What you will do: Restate the entire listing word for word.

Information shown:
------------------------------
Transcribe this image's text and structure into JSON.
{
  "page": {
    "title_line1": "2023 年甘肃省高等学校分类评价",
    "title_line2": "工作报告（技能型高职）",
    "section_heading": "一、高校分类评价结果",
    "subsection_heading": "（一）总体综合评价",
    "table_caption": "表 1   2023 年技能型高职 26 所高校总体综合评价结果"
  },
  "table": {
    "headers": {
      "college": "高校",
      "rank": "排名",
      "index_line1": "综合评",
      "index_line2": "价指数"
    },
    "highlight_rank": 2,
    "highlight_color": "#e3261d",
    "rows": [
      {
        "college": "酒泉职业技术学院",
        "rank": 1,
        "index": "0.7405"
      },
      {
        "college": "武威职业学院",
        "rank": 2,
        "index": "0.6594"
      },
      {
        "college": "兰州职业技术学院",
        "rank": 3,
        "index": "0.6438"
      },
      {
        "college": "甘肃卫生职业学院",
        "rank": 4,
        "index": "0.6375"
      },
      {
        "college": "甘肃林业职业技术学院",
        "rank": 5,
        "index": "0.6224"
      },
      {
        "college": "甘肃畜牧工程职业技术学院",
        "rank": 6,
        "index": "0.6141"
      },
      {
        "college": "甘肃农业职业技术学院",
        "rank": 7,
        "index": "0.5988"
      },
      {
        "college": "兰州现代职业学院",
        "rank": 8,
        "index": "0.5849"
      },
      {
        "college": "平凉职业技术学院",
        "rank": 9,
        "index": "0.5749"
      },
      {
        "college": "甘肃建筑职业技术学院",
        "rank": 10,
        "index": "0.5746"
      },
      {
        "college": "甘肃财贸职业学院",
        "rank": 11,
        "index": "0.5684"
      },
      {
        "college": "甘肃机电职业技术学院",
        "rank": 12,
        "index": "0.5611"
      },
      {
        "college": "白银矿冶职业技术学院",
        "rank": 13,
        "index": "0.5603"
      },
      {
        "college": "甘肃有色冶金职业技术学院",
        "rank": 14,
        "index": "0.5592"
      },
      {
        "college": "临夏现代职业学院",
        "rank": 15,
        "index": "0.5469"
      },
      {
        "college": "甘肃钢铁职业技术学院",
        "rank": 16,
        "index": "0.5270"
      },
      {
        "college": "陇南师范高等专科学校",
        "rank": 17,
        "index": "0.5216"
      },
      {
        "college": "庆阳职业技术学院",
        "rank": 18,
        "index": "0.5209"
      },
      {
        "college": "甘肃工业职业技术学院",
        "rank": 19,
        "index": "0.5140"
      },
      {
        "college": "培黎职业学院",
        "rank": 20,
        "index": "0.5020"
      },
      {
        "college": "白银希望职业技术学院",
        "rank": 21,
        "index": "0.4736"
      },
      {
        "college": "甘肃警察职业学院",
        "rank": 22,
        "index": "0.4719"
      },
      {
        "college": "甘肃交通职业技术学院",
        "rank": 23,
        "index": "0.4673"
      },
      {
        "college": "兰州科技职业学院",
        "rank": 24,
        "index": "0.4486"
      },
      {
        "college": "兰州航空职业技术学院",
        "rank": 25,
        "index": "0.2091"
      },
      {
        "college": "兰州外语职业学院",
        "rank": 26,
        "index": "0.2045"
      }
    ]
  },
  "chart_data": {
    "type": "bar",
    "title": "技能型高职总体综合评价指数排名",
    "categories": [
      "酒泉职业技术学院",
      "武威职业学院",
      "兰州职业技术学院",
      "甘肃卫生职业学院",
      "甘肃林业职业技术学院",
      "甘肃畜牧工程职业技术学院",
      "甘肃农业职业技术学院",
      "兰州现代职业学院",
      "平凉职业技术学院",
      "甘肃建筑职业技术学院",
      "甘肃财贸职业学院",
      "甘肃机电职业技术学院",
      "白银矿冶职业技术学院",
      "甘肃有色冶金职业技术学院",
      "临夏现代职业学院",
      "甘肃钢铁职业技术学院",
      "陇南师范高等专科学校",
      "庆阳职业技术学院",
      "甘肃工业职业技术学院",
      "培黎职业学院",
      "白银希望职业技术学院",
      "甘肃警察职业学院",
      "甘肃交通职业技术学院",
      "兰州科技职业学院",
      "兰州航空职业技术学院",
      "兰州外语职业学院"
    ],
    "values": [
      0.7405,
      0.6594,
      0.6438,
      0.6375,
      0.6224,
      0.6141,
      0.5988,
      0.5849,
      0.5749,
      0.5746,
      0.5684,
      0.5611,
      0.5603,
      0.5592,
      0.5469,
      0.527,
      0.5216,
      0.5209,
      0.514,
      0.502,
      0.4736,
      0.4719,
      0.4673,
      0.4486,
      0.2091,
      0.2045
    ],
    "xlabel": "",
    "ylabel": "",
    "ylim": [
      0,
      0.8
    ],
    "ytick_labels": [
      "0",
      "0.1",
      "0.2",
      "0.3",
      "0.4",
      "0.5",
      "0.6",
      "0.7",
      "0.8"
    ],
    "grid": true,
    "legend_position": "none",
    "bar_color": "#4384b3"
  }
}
------------------------------
Result for this task:
Transcribe this image's text and structure into JSON.
{
  "page": {
    "title_line1": "2023 年甘肃省高等学校分类评价",
    "title_line2": "工作报告（技能型高职）",
    "section_heading": "一、高校分类评价结果",
    "subsection_heading": "（一）总体综合评价",
    "table_caption": "表 1   2023 年技能型高职 26 所高校总体综合评价结果"
  },
  "table": {
    "headers": {
      "college": "高校",
      "rank": "排名",
      "index_line1": "综合评",
      "index_line2": "价指数"
    },
    "highlight_rank": 2,
    "highlight_color": "#e3261d",
    "rows": [
      {
        "college": "酒泉职业技术学院",
        "rank": 1,
        "index": "0.7405"
      },
      {
        "college": "武威职业学院",
        "rank": 2,
        "index": "0.6594"
      },
      {
        "college": "兰州职业技术学院",
        "rank": 3,
        "index": "0.6438"
      },
      {
        "college": "甘肃卫生职业学院",
        "rank": 4,
        "index": "0.6375"
      },
      {
        "college": "甘肃林业职业技术学院",
        "rank": 5,
        "index": "0.6224"
      },
      {
        "college": "甘肃畜牧工程职业技术学院",
        "rank": 6,
        "index": "0.6141"
      },
      {
        "college": "甘肃农业职业技术学院",
        "rank": 7,
        "index": "0.5988"
      },
      {
        "college": "兰州现代职业学院",
        "rank": 8,
        "index": "0.5849"
      },
      {
        "college": "平凉职业技术学院",
        "rank": 9,
        "index": "0.5749"
      },
      {
        "college": "甘肃建筑职业技术学院",
        "rank": 10,
        "index": "0.5746"
      },
      {
        "college": "甘肃财贸职业学院",
        "rank": 11,
        "index": "0.5684"
      },
      {
        "college": "甘肃机电职业技术学院",
        "rank": 12,
        "index": "0.5611"
      },
      {
        "college": "白银矿冶职业技术学院",
        "rank": 13,
        "index": "0.5603"
      },
      {
        "college": "甘肃有色冶金职业技术学院",
        "rank": 14,
        "index": "0.5592"
      },
      {
        "college": "临夏现代职业学院",
        "rank": 15,
        "index": "0.5469"
      },
      {
        "college": "甘肃钢铁职业技术学院",
        "rank": 16,
        "index": "0.5270"
      },
      {
        "college": "陇南师范高等专科学校",
        "rank": 17,
        "index": "0.5216"
      },
      {
        "college": "庆阳职业技术学院",
        "rank": 18,
        "index": "0.5209"
      },
      {
        "college": "甘肃工业职业技术学院",
        "rank": 19,
        "index": "0.5140"
      },
      {
        "college": "培黎职业学院",
        "rank": 20,
        "index": "0.5020"
      },
      {
        "college": "白银希望职业技术学院",
        "rank": 21,
        "index": "0.4736"
      },
      {
        "college": "甘肃警察职业学院",
        "rank": 22,
        "index": "0.4719"
      },
      {
        "college": "甘肃交通职业技术学院",
        "rank": 23,
        "index": "0.4673"
      },
      {
        "college": "兰州科技职业学院",
        "rank": 24,
        "index": "0.4486"
      },
      {
        "college": "兰州航空职业技术学院",
        "rank": 25,
        "index": "0.2091"
      },
      {
        "college": "兰州外语职业学院",
        "rank": 26,
        "index": "0.2045"
      }
    ]
  },
  "chart_data": {
    "type": "bar",
    "title": "技能型高职总体综合评价指数排名",
    "categories": [
      "酒泉职业技术学院",
      "武威职业学院",
      "兰州职业技术学院",
      "甘肃卫生职业学院",
      "甘肃林业职业技术学院",
      "甘肃畜牧工程职业技术学院",
      "甘肃农业职业技术学院",
      "兰州现代职业学院",
      "平凉职业技术学院",
      "甘肃建筑职业技术学院",
      "甘肃财贸职业学院",
      "甘肃机电职业技术学院",
      "白银矿冶职业技术学院",
      "甘肃有色冶金职业技术学院",
      "临夏现代职业学院",
      "甘肃钢铁职业技术学院",
      "陇南师范高等专科学校",
      "庆阳职业技术学院",
      "甘肃工业职业技术学院",
      "培黎职业学院",
      "白银希望职业技术学院",
      "甘肃警察职业学院",
      "甘肃交通职业技术学院",
      "兰州科技职业学院",
      "兰州航空职业技术学院",
      "兰州外语职业学院"
    ],
    "values": [
      0.7405,
      0.6594,
      0.6438,
      0.6375,
      0.6224,
      0.6141,
      0.5988,
      0.5849,
      0.5749,
      0.5746,
      0.5684,
      0.5611,
      0.5603,
      0.5592,
      0.5469,
      0.527,
      0.5216,
      0.5209,
      0.514,
      0.502,
      0.4736,
      0.4719,
      0.4673,
      0.4486,
      0.2091,
      0.2045
    ],
    "xlabel": "",
    "ylabel": "",
    "ylim": [
      0,
      0.8
    ],
    "ytick_labels": [
      "0",
      "0.1",
      "0.2",
      "0.3",
      "0.4",
      "0.5",
      "0.6",
      "0.7",
      "0.8"
    ],
    "grid": true,
    "legend_position": "none",
    "bar_color": "#4384b3"
  }
}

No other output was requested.